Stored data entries
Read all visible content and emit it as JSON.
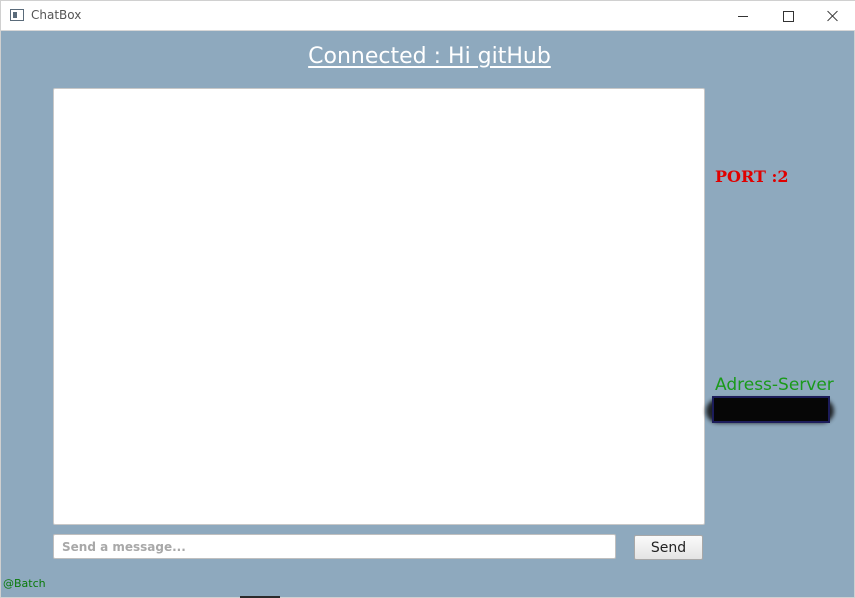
{
  "window": {
    "title": "ChatBox",
    "controls": [
      "minimize",
      "maximize",
      "close"
    ]
  },
  "header": {
    "title": "Connected : Hi gitHub"
  },
  "sidebar": {
    "port_label": "PORT :2",
    "server_label": "Adress-Server",
    "server_value": ""
  },
  "composer": {
    "placeholder": "Send a message...",
    "value": "",
    "send_label": "Send"
  },
  "footer": {
    "credit": "@Batch"
  },
  "colors": {
    "background": "#8ea9be",
    "port": "#e00000",
    "server": "#1a9a1a",
    "credit": "#0a7a0a",
    "title": "#ffffff"
  },
  "icons": {
    "app": "window-app-icon",
    "minimize": "minimize-icon",
    "maximize": "maximize-icon",
    "close": "close-icon"
  }
}
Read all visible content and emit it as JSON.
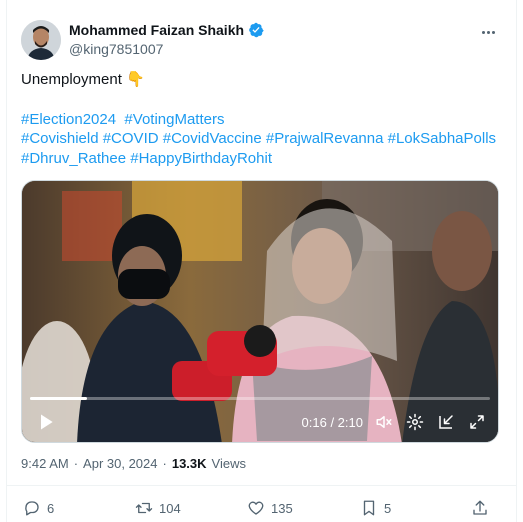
{
  "author": {
    "display_name": "Mohammed Faizan Shaikh",
    "handle": "@king7851007"
  },
  "tweet": {
    "text": "Unemployment 👇",
    "hashtag_lines": [
      [
        "#Election2024",
        "#VotingMatters"
      ],
      [
        "#Covishield",
        "#COVID",
        "#CovidVaccine",
        "#PrajwalRevanna",
        "#LokSabhaPolls"
      ],
      [
        "#Dhruv_Rathee",
        "#HappyBirthdayRohit"
      ]
    ]
  },
  "video": {
    "time": "0:16 / 2:10",
    "progress": 0.123
  },
  "meta": {
    "time": "9:42 AM",
    "separator1": "·",
    "date": "Apr 30, 2024",
    "separator2": "·",
    "views_count": "13.3K",
    "views_label": "Views"
  },
  "actions": {
    "replies": "6",
    "reposts": "104",
    "likes": "135",
    "bookmarks": "5"
  },
  "colors": {
    "accent": "#1d9bf0",
    "text": "#0f1419",
    "secondary": "#536471"
  },
  "icons": [
    "verified-badge-icon",
    "more-icon",
    "play-icon",
    "mute-icon",
    "settings-icon",
    "pip-icon",
    "fullscreen-icon",
    "reply-icon",
    "repost-icon",
    "like-icon",
    "bookmark-icon",
    "share-icon"
  ]
}
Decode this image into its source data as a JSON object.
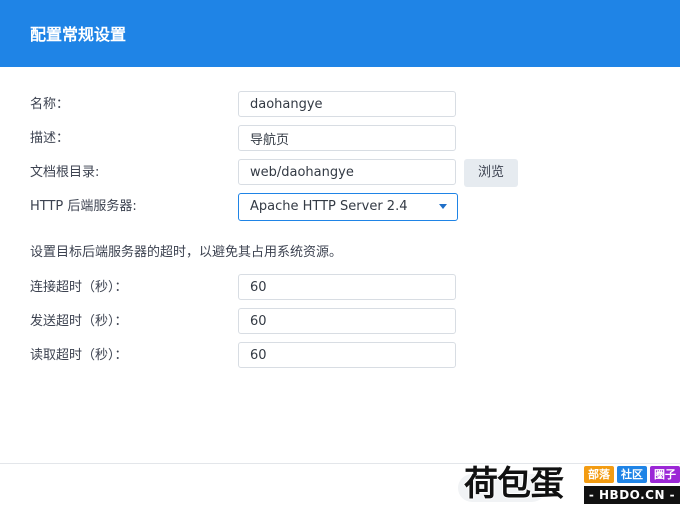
{
  "dialog": {
    "title": "配置常规设置"
  },
  "form": {
    "name": {
      "label": "名称：",
      "value": "daohangye"
    },
    "description": {
      "label": "描述：",
      "value": "导航页"
    },
    "docroot": {
      "label": "文档根目录:",
      "value": "web/daohangye",
      "browse_label": "浏览"
    },
    "http_backend": {
      "label": "HTTP 后端服务器:",
      "selected": "Apache HTTP Server 2.4"
    },
    "timeout_hint": "设置目标后端服务器的超时，以避免其占用系统资源。",
    "connect_timeout": {
      "label": "连接超时（秒）：",
      "value": "60"
    },
    "send_timeout": {
      "label": "发送超时（秒）：",
      "value": "60"
    },
    "read_timeout": {
      "label": "读取超时（秒）：",
      "value": "60"
    }
  },
  "watermark": {
    "text": "荷包蛋",
    "tags": [
      "部落",
      "社区",
      "圈子"
    ],
    "domain": "- HBDO.CN -",
    "tag_colors": [
      "#f39c12",
      "#1f84e6",
      "#9b27d6"
    ]
  },
  "colors": {
    "accent": "#1f84e6"
  }
}
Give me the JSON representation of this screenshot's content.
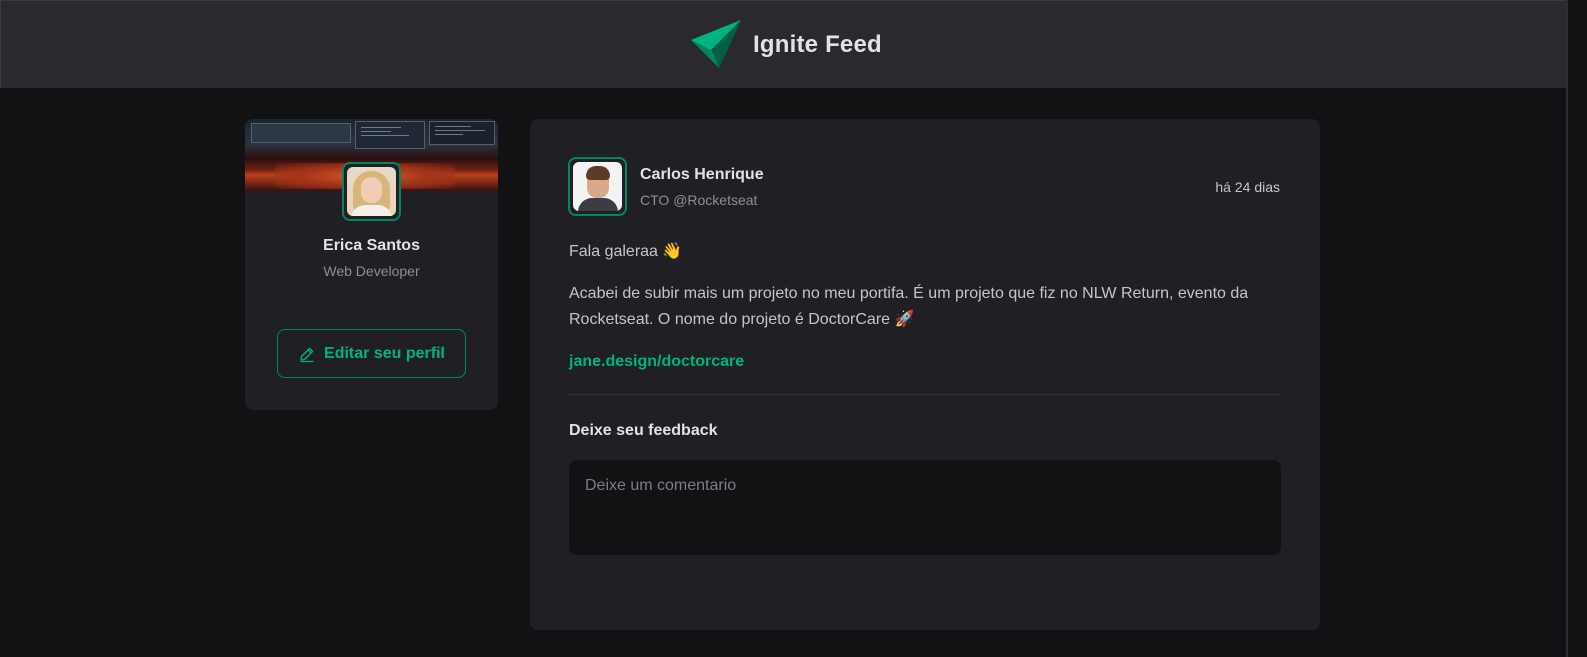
{
  "header": {
    "title": "Ignite Feed",
    "logo_icon": "ignite-logo-icon"
  },
  "sidebar": {
    "name": "Erica Santos",
    "role": "Web Developer",
    "edit_label": "Editar seu perfil",
    "edit_icon": "pencil-icon"
  },
  "post": {
    "author": {
      "name": "Carlos Henrique",
      "role": "CTO @Rocketseat"
    },
    "time": "há 24 dias",
    "paragraphs": [
      "Fala galeraa 👋",
      "Acabei de subir mais um projeto no meu portifa. É um projeto que fiz no NLW Return, evento da Rocketseat. O nome do projeto é DoctorCare 🚀"
    ],
    "link": "jane.design/doctorcare",
    "feedback_title": "Deixe seu feedback",
    "comment_placeholder": "Deixe um comentario"
  },
  "colors": {
    "accent": "#00875f",
    "accent_light": "#00b37e",
    "background": "#121214",
    "card": "#202024",
    "header": "#29292e"
  }
}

What to do:
Copy the whole of the material above exactly, but not its images.

The completed task:
Read all visible content and emit it as JSON.
{
  "window": {
    "title": "ChatBox",
    "controls": [
      "minimize",
      "maximize",
      "close"
    ]
  },
  "header": {
    "title": "Connected : Hi gitHub"
  },
  "sidebar": {
    "port_label": "PORT :2",
    "server_label": "Adress-Server",
    "server_value": ""
  },
  "composer": {
    "placeholder": "Send a message...",
    "value": "",
    "send_label": "Send"
  },
  "footer": {
    "credit": "@Batch"
  },
  "colors": {
    "background": "#8ea9be",
    "port": "#e00000",
    "server": "#1a9a1a",
    "credit": "#0a7a0a",
    "title": "#ffffff"
  },
  "icons": {
    "app": "window-app-icon",
    "minimize": "minimize-icon",
    "maximize": "maximize-icon",
    "close": "close-icon"
  }
}
Read all visible content and emit it as JSON.
{
  "author": {
    "display_name": "Mohammed Faizan Shaikh",
    "handle": "@king7851007"
  },
  "tweet": {
    "text": "Unemployment 👇",
    "hashtag_lines": [
      [
        "#Election2024",
        "#VotingMatters"
      ],
      [
        "#Covishield",
        "#COVID",
        "#CovidVaccine",
        "#PrajwalRevanna",
        "#LokSabhaPolls"
      ],
      [
        "#Dhruv_Rathee",
        "#HappyBirthdayRohit"
      ]
    ]
  },
  "video": {
    "time": "0:16 / 2:10",
    "progress": 0.123
  },
  "meta": {
    "time": "9:42 AM",
    "separator1": "·",
    "date": "Apr 30, 2024",
    "separator2": "·",
    "views_count": "13.3K",
    "views_label": "Views"
  },
  "actions": {
    "replies": "6",
    "reposts": "104",
    "likes": "135",
    "bookmarks": "5"
  },
  "colors": {
    "accent": "#1d9bf0",
    "text": "#0f1419",
    "secondary": "#536471"
  },
  "icons": [
    "verified-badge-icon",
    "more-icon",
    "play-icon",
    "mute-icon",
    "settings-icon",
    "pip-icon",
    "fullscreen-icon",
    "reply-icon",
    "repost-icon",
    "like-icon",
    "bookmark-icon",
    "share-icon"
  ]
}
Decode this image into its source data as a JSON object.
{
  "dialog": {
    "title": "配置常规设置"
  },
  "form": {
    "name": {
      "label": "名称：",
      "value": "daohangye"
    },
    "description": {
      "label": "描述：",
      "value": "导航页"
    },
    "docroot": {
      "label": "文档根目录:",
      "value": "web/daohangye",
      "browse_label": "浏览"
    },
    "http_backend": {
      "label": "HTTP 后端服务器:",
      "selected": "Apache HTTP Server 2.4"
    },
    "timeout_hint": "设置目标后端服务器的超时，以避免其占用系统资源。",
    "connect_timeout": {
      "label": "连接超时（秒）：",
      "value": "60"
    },
    "send_timeout": {
      "label": "发送超时（秒）：",
      "value": "60"
    },
    "read_timeout": {
      "label": "读取超时（秒）：",
      "value": "60"
    }
  },
  "watermark": {
    "text": "荷包蛋",
    "tags": [
      "部落",
      "社区",
      "圈子"
    ],
    "domain": "- HBDO.CN -",
    "tag_colors": [
      "#f39c12",
      "#1f84e6",
      "#9b27d6"
    ]
  },
  "colors": {
    "accent": "#1f84e6"
  }
}
Give me the JSON representation of this screenshot's content.
{
  "header": {
    "title": "Ignite Feed",
    "logo_icon": "ignite-logo-icon"
  },
  "sidebar": {
    "name": "Erica Santos",
    "role": "Web Developer",
    "edit_label": "Editar seu perfil",
    "edit_icon": "pencil-icon"
  },
  "post": {
    "author": {
      "name": "Carlos Henrique",
      "role": "CTO @Rocketseat"
    },
    "time": "há 24 dias",
    "paragraphs": [
      "Fala galeraa 👋",
      "Acabei de subir mais um projeto no meu portifa. É um projeto que fiz no NLW Return, evento da Rocketseat. O nome do projeto é DoctorCare 🚀"
    ],
    "link": "jane.design/doctorcare",
    "feedback_title": "Deixe seu feedback",
    "comment_placeholder": "Deixe um comentario"
  },
  "colors": {
    "accent": "#00875f",
    "accent_light": "#00b37e",
    "background": "#121214",
    "card": "#202024",
    "header": "#29292e"
  }
}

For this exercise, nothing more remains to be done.